* [WHAT THE EXERCISE ASKS]:
Report each line of the data that contains the string "uncharged".

*** SOURCE MATERIAL ***

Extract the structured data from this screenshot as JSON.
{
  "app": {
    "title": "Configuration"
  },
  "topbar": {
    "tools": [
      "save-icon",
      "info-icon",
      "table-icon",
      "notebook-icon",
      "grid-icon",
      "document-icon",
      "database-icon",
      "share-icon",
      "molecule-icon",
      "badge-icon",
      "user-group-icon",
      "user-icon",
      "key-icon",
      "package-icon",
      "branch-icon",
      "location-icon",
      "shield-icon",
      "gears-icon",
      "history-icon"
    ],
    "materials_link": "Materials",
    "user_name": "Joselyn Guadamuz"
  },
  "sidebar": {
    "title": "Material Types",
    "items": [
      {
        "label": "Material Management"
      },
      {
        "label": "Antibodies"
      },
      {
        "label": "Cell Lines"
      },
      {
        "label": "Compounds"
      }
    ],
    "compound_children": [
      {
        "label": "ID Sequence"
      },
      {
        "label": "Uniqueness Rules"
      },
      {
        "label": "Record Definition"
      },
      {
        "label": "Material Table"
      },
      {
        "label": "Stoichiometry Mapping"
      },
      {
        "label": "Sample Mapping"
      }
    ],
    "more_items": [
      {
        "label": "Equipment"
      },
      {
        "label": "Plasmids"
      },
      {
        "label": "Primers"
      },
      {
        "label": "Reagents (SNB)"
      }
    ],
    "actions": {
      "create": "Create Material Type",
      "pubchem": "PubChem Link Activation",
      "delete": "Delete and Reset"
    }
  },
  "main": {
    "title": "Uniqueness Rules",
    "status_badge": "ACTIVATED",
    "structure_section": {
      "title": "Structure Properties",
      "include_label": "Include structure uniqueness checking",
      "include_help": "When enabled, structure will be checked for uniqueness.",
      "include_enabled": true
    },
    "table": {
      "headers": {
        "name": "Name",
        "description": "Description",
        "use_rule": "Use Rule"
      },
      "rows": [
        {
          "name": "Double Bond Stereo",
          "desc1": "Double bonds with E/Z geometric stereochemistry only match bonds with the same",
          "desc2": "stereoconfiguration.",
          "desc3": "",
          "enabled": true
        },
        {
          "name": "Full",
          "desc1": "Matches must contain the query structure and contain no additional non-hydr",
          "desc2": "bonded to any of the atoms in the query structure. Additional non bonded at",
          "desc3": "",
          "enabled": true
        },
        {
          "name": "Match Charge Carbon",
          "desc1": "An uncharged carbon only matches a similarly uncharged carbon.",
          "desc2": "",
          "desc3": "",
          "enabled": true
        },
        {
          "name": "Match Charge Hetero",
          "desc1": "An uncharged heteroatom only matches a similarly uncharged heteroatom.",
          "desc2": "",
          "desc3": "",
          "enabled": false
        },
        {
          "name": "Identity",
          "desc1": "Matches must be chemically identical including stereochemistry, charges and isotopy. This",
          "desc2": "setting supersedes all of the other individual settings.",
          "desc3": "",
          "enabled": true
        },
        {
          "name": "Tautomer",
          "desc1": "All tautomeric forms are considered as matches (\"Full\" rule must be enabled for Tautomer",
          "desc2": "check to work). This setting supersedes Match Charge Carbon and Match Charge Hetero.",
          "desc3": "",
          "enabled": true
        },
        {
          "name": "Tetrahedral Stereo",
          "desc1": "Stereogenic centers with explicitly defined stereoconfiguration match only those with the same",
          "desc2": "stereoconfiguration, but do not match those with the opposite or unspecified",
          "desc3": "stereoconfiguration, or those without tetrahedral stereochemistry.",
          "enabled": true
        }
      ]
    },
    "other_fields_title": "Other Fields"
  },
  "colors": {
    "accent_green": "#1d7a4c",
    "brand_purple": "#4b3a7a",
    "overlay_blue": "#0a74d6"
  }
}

***

* [EXERCISE SOLUTION]:
          "desc1": "An uncharged carbon only matches a similarly uncharged carbon.",
          "desc1": "An uncharged heteroatom only matches a similarly uncharged heteroatom.",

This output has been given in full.